[Stored records]

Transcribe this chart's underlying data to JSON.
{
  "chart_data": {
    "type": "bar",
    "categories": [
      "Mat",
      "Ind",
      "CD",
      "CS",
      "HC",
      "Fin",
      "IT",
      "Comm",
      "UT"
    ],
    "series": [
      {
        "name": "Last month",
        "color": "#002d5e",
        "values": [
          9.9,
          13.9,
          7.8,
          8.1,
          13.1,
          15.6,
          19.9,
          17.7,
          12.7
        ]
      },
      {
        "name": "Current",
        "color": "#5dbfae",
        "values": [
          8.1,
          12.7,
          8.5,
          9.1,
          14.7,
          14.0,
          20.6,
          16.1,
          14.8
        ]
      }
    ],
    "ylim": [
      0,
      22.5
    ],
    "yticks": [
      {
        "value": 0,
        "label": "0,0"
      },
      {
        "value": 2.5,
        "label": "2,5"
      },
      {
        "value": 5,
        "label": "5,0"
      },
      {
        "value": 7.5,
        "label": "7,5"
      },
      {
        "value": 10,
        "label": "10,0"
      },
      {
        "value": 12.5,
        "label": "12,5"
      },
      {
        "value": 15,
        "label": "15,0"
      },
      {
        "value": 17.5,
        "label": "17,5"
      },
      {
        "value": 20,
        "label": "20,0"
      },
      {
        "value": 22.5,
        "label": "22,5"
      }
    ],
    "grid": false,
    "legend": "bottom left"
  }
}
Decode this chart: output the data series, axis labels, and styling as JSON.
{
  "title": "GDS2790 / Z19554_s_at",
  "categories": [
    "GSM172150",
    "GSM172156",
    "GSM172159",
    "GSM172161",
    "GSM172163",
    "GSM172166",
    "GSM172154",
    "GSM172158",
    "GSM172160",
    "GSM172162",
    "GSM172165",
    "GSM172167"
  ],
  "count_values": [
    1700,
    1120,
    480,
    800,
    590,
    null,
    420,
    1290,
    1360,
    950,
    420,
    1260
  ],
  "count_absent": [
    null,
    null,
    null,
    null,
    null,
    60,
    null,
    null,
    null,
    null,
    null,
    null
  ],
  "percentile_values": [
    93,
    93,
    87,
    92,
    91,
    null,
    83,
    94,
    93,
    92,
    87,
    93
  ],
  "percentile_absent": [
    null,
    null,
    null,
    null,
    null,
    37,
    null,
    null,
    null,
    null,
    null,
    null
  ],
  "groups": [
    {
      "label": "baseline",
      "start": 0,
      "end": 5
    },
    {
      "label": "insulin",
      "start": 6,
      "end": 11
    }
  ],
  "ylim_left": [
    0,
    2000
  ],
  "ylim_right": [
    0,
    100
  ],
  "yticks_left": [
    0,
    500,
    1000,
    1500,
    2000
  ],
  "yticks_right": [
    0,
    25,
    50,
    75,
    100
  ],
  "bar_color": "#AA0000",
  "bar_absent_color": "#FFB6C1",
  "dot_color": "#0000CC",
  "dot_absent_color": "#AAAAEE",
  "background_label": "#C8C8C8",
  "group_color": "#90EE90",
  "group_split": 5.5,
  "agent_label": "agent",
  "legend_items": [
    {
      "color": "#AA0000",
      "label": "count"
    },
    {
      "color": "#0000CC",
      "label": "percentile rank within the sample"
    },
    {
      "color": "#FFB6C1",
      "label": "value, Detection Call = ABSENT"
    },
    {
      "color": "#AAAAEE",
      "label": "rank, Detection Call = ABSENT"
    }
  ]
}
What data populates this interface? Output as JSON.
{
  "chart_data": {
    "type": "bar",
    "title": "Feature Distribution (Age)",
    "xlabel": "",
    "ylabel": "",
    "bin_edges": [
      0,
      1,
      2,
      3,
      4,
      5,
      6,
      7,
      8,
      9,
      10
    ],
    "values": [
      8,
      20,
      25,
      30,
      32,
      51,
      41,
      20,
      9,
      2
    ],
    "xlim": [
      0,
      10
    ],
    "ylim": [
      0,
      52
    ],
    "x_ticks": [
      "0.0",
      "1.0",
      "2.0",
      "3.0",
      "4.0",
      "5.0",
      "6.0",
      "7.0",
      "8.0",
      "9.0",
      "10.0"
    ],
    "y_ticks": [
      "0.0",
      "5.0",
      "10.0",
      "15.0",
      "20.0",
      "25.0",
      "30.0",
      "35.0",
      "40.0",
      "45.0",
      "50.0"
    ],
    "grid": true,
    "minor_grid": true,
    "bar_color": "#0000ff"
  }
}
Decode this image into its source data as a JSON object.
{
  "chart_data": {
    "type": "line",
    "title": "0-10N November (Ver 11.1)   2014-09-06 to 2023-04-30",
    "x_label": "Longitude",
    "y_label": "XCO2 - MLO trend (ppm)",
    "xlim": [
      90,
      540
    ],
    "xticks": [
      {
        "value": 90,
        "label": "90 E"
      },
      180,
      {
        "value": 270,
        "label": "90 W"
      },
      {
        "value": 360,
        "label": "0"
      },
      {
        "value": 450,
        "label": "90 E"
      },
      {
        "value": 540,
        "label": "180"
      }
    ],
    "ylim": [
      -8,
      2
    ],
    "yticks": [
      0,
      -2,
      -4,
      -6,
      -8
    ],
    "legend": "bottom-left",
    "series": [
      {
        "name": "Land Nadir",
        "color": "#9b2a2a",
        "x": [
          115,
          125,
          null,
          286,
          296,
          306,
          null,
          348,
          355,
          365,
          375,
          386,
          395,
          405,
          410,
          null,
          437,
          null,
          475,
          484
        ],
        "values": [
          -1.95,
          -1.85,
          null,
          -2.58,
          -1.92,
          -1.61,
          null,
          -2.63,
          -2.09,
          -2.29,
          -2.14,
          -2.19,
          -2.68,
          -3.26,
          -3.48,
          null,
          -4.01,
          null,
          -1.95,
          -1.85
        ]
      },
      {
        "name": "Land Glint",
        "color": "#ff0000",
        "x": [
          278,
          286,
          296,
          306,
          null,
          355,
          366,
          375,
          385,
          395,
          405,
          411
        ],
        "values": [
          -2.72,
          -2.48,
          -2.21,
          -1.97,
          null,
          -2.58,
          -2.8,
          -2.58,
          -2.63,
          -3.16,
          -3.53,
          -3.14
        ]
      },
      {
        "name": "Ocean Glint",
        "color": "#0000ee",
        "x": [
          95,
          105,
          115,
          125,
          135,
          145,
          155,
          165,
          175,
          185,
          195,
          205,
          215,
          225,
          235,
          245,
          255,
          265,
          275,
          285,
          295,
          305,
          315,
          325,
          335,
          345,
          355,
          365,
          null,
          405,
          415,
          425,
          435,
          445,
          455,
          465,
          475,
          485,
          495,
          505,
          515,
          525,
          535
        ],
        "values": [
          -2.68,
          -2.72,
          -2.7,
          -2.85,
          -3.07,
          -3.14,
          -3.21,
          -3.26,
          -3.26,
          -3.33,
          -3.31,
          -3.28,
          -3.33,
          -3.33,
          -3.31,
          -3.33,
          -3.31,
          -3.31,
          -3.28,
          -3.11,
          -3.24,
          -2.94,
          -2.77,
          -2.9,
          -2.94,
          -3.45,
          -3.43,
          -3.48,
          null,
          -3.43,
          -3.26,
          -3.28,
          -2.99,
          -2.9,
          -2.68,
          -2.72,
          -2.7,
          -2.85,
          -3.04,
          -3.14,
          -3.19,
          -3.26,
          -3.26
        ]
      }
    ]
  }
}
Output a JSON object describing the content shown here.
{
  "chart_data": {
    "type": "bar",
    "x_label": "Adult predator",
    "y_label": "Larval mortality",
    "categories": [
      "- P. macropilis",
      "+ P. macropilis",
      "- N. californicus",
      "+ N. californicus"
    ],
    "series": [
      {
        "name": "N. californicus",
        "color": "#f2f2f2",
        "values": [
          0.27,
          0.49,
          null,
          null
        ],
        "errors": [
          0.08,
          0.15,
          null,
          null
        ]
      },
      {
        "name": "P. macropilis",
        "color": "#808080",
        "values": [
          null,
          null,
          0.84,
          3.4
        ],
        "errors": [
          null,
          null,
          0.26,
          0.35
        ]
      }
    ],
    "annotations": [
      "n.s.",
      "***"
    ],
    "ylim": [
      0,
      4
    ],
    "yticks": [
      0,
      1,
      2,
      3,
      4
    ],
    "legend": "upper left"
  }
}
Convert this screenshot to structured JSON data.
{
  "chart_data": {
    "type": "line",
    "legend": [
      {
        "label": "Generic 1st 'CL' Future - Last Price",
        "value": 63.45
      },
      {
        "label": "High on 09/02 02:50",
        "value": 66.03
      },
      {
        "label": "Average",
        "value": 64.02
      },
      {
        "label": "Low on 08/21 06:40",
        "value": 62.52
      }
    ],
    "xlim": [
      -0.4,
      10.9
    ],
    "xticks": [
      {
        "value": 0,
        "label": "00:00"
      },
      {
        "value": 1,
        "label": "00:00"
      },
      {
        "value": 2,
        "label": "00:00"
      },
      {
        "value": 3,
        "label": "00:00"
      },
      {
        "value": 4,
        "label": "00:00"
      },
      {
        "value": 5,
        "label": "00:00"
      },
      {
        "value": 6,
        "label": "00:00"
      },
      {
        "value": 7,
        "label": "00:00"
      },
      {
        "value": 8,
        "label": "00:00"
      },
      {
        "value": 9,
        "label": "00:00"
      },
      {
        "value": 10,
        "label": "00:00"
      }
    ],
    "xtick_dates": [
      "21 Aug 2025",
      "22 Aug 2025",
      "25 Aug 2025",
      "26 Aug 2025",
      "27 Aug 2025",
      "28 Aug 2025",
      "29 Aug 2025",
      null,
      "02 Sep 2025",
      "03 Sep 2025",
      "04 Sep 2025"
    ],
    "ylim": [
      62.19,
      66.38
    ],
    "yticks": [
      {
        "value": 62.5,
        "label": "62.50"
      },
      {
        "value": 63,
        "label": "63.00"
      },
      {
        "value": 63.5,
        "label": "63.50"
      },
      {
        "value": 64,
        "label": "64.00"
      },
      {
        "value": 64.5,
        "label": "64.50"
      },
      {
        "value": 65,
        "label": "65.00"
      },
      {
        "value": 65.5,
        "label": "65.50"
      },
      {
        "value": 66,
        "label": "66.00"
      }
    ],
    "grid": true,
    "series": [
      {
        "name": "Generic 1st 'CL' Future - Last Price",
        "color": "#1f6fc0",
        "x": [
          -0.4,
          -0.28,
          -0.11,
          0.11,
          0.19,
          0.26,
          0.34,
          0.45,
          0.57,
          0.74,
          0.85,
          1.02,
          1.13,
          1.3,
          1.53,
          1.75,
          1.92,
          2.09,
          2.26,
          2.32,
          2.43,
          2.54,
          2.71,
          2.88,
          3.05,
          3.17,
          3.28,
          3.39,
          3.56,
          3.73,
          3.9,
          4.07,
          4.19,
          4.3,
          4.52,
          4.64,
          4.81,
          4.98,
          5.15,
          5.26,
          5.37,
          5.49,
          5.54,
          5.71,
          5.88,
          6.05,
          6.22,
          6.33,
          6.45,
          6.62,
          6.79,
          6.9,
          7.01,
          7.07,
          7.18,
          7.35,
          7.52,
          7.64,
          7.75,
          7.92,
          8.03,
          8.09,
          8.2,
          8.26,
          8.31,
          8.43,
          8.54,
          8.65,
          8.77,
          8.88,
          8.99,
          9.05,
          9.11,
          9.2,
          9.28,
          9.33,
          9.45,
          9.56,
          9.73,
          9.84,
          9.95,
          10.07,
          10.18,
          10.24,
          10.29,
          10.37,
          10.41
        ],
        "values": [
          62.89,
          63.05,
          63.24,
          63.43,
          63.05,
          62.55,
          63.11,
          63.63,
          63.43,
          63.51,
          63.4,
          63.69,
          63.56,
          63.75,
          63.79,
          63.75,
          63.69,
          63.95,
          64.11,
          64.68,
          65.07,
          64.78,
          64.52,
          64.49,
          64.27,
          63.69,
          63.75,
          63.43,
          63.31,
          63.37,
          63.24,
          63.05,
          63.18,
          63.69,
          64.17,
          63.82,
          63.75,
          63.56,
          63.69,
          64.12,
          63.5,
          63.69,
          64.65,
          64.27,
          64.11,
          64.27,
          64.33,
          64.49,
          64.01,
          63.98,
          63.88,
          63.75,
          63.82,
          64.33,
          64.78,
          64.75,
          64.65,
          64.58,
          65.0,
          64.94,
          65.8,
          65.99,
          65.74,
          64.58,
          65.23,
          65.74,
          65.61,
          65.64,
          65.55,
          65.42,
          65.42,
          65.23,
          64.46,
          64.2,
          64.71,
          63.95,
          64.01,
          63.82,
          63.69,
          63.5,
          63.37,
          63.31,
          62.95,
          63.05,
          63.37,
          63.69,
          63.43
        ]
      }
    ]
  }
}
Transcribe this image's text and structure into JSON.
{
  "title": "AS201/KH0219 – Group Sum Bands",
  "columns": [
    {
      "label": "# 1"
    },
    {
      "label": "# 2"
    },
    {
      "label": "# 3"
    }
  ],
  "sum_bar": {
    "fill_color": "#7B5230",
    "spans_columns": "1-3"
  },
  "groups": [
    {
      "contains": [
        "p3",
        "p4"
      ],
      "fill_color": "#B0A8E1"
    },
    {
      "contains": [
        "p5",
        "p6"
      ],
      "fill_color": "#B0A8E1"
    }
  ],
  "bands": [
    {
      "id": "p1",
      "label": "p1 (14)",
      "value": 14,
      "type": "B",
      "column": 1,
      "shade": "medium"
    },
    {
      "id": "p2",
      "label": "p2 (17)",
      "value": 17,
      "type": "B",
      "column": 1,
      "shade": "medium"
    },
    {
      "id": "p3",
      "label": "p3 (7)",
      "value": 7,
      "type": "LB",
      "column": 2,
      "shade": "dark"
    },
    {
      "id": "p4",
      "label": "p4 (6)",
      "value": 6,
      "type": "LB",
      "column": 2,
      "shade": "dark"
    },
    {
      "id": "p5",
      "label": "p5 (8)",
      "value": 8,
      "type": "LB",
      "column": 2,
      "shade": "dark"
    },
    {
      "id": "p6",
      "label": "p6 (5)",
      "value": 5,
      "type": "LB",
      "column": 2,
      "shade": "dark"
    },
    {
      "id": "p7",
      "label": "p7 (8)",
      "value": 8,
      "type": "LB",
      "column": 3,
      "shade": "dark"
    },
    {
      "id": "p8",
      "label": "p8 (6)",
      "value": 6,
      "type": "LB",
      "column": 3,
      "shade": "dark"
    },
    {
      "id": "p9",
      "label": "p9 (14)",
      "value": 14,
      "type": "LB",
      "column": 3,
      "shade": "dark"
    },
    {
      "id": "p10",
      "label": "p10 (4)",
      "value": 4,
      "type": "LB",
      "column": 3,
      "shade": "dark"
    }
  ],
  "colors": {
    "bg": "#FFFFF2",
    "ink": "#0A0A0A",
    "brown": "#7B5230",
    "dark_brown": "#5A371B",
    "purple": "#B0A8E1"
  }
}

### GOAL
Tally how many lines of the records hold the word "californicus". Answer with the number only.

### TASK RESPONSE
3